Goal of the exercise → Reproduce the following data verbatim.
□ □ □ □
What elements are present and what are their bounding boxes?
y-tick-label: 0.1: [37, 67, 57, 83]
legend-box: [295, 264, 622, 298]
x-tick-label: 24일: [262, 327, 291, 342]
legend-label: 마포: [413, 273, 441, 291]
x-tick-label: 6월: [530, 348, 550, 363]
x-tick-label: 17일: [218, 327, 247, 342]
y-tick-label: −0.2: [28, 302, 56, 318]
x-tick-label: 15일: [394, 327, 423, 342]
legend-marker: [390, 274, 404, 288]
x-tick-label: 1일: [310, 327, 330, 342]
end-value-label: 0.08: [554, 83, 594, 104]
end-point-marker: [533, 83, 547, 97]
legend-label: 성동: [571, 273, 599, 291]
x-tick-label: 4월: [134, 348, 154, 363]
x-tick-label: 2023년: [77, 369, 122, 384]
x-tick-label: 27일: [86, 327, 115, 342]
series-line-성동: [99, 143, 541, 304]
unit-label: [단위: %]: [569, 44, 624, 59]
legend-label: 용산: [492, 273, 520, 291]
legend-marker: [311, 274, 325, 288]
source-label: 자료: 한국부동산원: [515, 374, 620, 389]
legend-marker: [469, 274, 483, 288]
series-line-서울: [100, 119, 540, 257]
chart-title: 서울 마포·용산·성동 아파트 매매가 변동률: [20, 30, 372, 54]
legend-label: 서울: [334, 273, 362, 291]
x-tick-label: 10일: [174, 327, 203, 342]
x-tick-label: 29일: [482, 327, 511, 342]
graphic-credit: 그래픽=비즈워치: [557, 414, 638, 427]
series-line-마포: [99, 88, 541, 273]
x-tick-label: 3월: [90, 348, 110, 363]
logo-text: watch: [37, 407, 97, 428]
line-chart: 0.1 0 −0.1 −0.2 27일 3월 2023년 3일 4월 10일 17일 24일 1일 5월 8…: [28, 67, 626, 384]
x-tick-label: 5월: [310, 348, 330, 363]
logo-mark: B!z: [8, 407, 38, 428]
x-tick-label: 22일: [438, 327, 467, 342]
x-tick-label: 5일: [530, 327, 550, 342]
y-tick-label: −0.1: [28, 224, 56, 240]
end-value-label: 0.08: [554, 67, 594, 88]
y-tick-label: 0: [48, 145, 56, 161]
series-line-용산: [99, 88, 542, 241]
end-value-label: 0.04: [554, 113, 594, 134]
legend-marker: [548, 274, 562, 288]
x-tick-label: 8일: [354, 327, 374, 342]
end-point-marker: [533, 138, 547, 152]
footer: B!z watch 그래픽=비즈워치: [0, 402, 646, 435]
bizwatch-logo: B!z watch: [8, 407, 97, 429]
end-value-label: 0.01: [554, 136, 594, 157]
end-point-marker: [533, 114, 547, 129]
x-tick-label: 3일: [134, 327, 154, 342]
□ □ □ □
Written reply →
What elements are present and what are their bounding boxes?
y-tick-label: 0.1: [37, 67, 57, 83]
legend-box: [295, 264, 622, 298]
x-tick-label: 24일: [262, 327, 291, 342]
legend-label: 마포: [413, 273, 441, 291]
x-tick-label: 6월: [530, 348, 550, 363]
x-tick-label: 17일: [218, 327, 247, 342]
y-tick-label: −0.2: [28, 302, 56, 318]
x-tick-label: 15일: [394, 327, 423, 342]
legend-marker: [390, 274, 404, 288]
x-tick-label: 1일: [310, 327, 330, 342]
end-value-label: 0.08: [554, 83, 594, 104]
end-point-marker: [533, 83, 547, 97]
legend-label: 성동: [571, 273, 599, 291]
x-tick-label: 4월: [134, 348, 154, 363]
x-tick-label: 2023년: [77, 369, 122, 384]
x-tick-label: 27일: [86, 327, 115, 342]
series-line-성동: [99, 143, 541, 304]
unit-label: [단위: %]: [569, 44, 624, 59]
legend-label: 용산: [492, 273, 520, 291]
legend-marker: [311, 274, 325, 288]
source-label: 자료: 한국부동산원: [515, 374, 620, 389]
legend-marker: [469, 274, 483, 288]
series-line-서울: [100, 119, 540, 257]
chart-title: 서울 마포·용산·성동 아파트 매매가 변동률: [20, 30, 372, 54]
legend-label: 서울: [334, 273, 362, 291]
x-tick-label: 10일: [174, 327, 203, 342]
x-tick-label: 29일: [482, 327, 511, 342]
graphic-credit: 그래픽=비즈워치: [557, 414, 638, 427]
series-line-마포: [99, 88, 541, 273]
x-tick-label: 3월: [90, 348, 110, 363]
logo-text: watch: [37, 407, 97, 428]
line-chart: 0.1 0 −0.1 −0.2 27일 3월 2023년 3일 4월 10일 17일 24일 1일 5월 8…: [28, 67, 626, 384]
x-tick-label: 5월: [310, 348, 330, 363]
logo-mark: B!z: [8, 407, 38, 428]
x-tick-label: 22일: [438, 327, 467, 342]
x-tick-label: 5일: [530, 327, 550, 342]
y-tick-label: −0.1: [28, 224, 56, 240]
end-value-label: 0.08: [554, 67, 594, 88]
y-tick-label: 0: [48, 145, 56, 161]
series-line-용산: [99, 88, 542, 241]
end-value-label: 0.04: [554, 113, 594, 134]
legend-marker: [548, 274, 562, 288]
x-tick-label: 8일: [354, 327, 374, 342]
end-point-marker: [533, 138, 547, 152]
footer: B!z watch 그래픽=비즈워치: [0, 402, 646, 435]
bizwatch-logo: B!z watch: [8, 407, 97, 429]
end-value-label: 0.01: [554, 136, 594, 157]
end-point-marker: [533, 114, 547, 129]
x-tick-label: 3일: [134, 327, 154, 342]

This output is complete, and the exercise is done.